**WRITTEN INSTRUCTION**:
Report all lines holding "انسان".

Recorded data
◇ ◇ ◇
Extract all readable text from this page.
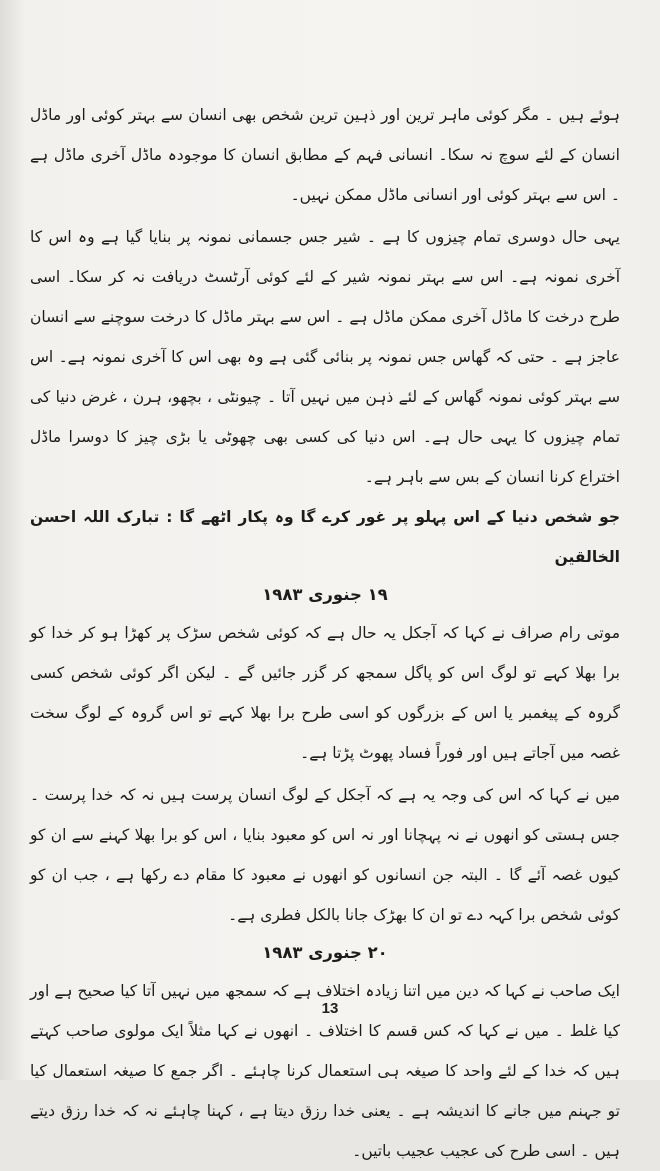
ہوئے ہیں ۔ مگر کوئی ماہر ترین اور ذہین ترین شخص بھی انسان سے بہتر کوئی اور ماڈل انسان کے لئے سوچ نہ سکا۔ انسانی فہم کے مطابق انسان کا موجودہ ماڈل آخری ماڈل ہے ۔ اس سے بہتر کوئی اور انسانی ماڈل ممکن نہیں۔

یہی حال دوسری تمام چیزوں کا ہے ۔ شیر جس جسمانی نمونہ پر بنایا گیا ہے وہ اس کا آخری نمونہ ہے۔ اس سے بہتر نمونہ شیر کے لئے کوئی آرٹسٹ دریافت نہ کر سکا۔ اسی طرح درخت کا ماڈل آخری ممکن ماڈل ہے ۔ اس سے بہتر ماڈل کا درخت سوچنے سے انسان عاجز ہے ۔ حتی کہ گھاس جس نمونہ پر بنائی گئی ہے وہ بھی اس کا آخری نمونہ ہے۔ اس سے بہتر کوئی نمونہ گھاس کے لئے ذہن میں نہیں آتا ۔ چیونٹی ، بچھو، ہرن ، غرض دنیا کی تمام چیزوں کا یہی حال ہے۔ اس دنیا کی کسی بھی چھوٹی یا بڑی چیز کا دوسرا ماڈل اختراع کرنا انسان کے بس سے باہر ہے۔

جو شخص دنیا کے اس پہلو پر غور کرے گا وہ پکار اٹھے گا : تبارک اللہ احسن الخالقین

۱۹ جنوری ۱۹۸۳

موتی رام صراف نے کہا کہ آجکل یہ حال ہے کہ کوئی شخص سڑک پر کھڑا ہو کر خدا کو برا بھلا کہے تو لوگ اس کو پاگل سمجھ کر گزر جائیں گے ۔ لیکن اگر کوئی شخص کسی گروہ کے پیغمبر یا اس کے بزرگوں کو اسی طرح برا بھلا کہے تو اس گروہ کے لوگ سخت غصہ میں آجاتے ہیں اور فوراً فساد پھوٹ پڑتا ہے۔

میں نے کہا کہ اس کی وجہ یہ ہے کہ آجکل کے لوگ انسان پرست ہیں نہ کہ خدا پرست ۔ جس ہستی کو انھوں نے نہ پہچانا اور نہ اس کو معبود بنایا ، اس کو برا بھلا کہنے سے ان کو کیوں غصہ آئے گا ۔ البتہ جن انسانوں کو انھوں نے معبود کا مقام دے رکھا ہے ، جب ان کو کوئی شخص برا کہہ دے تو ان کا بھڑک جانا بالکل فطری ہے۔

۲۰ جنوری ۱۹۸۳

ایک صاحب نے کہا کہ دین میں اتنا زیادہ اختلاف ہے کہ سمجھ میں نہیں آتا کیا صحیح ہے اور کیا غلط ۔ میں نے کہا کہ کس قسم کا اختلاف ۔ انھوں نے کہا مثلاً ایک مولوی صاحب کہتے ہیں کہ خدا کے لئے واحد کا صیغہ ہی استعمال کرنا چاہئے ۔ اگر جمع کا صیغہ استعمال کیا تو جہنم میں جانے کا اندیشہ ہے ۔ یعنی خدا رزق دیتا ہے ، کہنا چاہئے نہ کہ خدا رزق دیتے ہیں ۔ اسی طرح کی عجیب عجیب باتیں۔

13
◇ ◇ ◇
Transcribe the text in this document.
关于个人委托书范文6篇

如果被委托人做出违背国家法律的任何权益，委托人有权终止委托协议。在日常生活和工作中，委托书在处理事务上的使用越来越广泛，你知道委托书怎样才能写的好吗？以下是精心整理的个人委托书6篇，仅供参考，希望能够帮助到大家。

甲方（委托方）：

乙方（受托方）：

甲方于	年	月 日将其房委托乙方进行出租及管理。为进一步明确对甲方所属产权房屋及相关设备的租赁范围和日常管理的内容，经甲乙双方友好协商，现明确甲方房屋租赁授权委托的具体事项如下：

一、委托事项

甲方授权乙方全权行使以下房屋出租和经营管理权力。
◇ ◇ ◇
**RESULT OF THIS TASK**:
ہوئے ہیں ۔ مگر کوئی ماہر ترین اور ذہین ترین شخص بھی انسان سے بہتر کوئی اور ماڈل انسان کے لئے سوچ نہ سکا۔ انسانی فہم کے مطابق انسان کا موجودہ ماڈل آخری ماڈل ہے ۔ اس سے بہتر کوئی اور انسانی ماڈل ممکن نہیں۔
یہی حال دوسری تمام چیزوں کا ہے ۔ شیر جس جسمانی نمونہ پر بنایا گیا ہے وہ اس کا آخری نمونہ ہے۔ اس سے بہتر نمونہ شیر کے لئے کوئی آرٹسٹ دریافت نہ کر سکا۔ اسی طرح درخت کا ماڈل آخری ممکن ماڈل ہے ۔ اس سے بہتر ماڈل کا درخت سوچنے سے انسان عاجز ہے ۔ حتی کہ گھاس جس نمونہ پر بنائی گئی ہے وہ بھی اس کا آخری نمونہ ہے۔ اس سے بہتر کوئی نمونہ گھاس کے لئے ذہن میں نہیں آتا ۔ چیونٹی ، بچھو، ہرن ، غرض دنیا کی تمام چیزوں کا یہی حال ہے۔ اس دنیا کی کسی بھی چھوٹی یا بڑی چیز کا دوسرا ماڈل اختراع کرنا انسان کے بس سے باہر ہے۔
میں نے کہا کہ اس کی وجہ یہ ہے کہ آجکل کے لوگ انسان پرست ہیں نہ کہ خدا پرست ۔ جس ہستی کو انھوں نے نہ پہچانا اور نہ اس کو معبود بنایا ، اس کو برا بھلا کہنے سے ان کو کیوں غصہ آئے گا ۔ البتہ جن انسانوں کو انھوں نے معبود کا مقام دے رکھا ہے ، جب ان کو کوئی شخص برا کہہ دے تو ان کا بھڑک جانا بالکل فطری ہے۔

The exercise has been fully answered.